• **REQUIRED WORK**
Copy each line in the data that includes the word "what".

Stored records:
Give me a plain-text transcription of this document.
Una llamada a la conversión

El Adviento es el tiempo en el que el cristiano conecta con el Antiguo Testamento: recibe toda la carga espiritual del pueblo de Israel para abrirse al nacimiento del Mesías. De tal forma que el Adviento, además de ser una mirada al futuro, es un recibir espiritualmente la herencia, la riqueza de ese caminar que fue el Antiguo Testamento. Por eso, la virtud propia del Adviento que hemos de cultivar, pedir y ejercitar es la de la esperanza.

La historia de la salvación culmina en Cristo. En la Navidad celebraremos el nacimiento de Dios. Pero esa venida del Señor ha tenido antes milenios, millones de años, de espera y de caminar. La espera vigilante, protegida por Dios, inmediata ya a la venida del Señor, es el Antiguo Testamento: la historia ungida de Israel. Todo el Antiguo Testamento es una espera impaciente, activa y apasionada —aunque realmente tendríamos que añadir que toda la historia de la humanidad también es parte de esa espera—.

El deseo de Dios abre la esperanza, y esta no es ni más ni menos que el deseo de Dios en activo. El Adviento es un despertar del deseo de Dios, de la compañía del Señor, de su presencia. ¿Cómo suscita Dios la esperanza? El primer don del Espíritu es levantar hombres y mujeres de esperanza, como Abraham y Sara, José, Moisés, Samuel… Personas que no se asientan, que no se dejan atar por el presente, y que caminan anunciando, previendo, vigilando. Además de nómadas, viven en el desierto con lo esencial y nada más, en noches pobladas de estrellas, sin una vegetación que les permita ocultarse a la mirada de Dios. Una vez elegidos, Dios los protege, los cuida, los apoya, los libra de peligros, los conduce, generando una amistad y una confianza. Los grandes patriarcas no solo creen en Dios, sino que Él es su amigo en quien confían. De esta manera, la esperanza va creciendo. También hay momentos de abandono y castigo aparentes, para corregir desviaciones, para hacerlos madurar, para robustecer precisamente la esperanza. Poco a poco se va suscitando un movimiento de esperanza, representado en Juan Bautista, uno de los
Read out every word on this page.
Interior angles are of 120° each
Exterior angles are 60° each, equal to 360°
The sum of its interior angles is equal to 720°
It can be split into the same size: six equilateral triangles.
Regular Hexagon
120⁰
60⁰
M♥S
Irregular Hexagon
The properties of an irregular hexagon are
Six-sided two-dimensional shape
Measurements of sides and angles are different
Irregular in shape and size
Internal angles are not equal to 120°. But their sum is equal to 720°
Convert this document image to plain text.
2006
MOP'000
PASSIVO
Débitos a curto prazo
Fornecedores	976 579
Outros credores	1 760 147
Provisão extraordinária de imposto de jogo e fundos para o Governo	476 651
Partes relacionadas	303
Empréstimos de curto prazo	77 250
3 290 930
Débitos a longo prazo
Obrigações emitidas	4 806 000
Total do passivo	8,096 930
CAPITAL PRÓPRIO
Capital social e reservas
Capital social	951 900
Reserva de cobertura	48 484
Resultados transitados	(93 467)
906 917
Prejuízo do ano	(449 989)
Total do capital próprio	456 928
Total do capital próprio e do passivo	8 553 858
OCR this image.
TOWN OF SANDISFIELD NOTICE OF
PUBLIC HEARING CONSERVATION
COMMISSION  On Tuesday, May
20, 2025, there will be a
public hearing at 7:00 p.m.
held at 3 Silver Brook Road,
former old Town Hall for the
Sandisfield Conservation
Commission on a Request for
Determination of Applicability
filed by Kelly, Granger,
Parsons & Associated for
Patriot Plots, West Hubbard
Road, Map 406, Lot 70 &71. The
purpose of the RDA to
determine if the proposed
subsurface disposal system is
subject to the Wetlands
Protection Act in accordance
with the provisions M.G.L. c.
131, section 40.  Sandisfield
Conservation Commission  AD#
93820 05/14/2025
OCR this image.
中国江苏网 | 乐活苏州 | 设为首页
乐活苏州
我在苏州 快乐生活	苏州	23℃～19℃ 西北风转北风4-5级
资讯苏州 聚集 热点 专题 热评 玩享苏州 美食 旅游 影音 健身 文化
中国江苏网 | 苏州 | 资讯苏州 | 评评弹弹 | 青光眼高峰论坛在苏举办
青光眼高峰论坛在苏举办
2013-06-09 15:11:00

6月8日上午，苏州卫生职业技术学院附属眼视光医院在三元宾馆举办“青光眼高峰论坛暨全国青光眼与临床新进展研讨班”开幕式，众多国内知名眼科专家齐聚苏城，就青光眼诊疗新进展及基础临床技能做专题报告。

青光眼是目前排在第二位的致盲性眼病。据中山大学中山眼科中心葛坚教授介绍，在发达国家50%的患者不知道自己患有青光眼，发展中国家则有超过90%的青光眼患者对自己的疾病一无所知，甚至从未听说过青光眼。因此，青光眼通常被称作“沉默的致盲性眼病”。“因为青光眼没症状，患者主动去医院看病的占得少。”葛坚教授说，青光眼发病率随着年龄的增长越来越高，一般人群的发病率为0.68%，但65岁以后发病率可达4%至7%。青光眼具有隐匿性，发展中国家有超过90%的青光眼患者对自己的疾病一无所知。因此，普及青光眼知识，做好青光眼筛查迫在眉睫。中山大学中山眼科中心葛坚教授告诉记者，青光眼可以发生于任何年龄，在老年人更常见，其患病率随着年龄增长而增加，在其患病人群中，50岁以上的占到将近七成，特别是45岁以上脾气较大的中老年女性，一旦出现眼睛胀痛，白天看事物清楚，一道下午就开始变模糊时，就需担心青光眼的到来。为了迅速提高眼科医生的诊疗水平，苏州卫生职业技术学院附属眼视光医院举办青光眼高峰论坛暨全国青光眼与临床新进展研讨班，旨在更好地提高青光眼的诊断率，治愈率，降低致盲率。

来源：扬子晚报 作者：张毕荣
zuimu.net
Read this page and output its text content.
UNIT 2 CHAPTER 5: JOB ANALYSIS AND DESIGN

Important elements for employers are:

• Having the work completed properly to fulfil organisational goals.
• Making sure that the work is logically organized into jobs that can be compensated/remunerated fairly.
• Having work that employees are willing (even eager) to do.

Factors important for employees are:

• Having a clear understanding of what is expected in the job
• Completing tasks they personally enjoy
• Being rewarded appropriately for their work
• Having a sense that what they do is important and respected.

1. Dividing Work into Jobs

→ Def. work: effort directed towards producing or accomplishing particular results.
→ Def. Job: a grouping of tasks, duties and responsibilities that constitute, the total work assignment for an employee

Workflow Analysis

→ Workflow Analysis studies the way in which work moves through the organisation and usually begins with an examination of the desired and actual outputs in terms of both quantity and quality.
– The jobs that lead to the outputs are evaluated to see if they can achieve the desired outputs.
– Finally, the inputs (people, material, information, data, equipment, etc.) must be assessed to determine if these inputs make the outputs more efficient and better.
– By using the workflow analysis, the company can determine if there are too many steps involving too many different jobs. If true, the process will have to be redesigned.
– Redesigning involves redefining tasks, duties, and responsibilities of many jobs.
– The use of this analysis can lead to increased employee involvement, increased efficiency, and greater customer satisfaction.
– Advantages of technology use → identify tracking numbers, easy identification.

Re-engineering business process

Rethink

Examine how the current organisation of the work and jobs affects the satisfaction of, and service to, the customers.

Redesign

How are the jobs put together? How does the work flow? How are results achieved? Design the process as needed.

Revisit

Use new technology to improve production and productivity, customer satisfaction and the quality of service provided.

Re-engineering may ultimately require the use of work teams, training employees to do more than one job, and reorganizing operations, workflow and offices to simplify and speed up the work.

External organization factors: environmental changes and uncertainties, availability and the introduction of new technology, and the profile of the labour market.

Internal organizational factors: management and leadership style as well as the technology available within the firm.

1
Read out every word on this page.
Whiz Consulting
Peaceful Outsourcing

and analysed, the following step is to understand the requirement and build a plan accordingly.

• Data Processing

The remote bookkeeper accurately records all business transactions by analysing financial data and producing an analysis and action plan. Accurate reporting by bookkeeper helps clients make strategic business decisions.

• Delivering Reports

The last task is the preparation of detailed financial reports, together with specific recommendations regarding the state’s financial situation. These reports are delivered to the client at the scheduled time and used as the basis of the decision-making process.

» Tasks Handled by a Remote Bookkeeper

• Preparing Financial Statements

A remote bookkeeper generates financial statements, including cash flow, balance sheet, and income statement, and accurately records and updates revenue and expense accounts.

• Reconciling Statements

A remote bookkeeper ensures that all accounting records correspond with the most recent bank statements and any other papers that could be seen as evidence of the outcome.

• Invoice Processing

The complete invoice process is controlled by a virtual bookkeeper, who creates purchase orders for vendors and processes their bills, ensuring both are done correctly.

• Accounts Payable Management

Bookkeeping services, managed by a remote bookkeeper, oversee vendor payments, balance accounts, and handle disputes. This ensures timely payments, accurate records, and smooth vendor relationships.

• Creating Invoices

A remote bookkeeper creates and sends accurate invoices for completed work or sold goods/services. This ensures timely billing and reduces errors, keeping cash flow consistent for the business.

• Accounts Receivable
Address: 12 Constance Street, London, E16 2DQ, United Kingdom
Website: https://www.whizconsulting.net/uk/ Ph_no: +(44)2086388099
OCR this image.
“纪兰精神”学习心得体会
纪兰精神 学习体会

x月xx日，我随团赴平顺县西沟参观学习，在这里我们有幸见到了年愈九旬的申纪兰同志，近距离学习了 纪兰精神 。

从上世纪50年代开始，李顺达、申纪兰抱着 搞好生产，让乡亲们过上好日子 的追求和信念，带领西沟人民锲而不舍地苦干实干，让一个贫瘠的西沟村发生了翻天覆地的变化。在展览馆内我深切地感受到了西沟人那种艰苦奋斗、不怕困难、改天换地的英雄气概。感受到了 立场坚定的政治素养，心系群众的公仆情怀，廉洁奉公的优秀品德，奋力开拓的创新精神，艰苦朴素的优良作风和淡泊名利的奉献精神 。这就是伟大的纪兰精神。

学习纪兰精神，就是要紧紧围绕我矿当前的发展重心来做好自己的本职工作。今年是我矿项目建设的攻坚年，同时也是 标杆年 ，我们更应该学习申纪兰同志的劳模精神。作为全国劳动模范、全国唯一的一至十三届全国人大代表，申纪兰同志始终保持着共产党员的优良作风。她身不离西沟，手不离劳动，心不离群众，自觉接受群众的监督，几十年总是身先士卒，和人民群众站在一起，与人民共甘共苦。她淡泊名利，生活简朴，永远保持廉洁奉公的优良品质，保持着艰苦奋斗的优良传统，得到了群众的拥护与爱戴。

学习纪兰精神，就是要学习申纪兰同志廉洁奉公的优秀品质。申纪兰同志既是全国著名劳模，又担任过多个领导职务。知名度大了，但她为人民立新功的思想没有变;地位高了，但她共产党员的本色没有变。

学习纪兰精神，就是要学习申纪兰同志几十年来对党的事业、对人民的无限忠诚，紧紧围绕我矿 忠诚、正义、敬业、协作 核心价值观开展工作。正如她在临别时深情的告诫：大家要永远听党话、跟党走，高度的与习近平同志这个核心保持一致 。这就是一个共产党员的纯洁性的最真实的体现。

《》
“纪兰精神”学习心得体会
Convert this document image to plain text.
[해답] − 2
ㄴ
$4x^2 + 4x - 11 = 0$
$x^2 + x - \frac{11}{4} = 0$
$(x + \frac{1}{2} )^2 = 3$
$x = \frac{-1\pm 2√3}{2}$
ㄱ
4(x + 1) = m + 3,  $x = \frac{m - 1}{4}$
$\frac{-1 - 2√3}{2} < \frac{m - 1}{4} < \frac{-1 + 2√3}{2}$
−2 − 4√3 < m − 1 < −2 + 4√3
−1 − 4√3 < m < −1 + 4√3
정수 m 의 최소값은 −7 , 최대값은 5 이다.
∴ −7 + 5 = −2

• **EXERCISE OUTPUT**
• Having a clear understanding of what is expected in the job
• Having a sense that what they do is important and respected.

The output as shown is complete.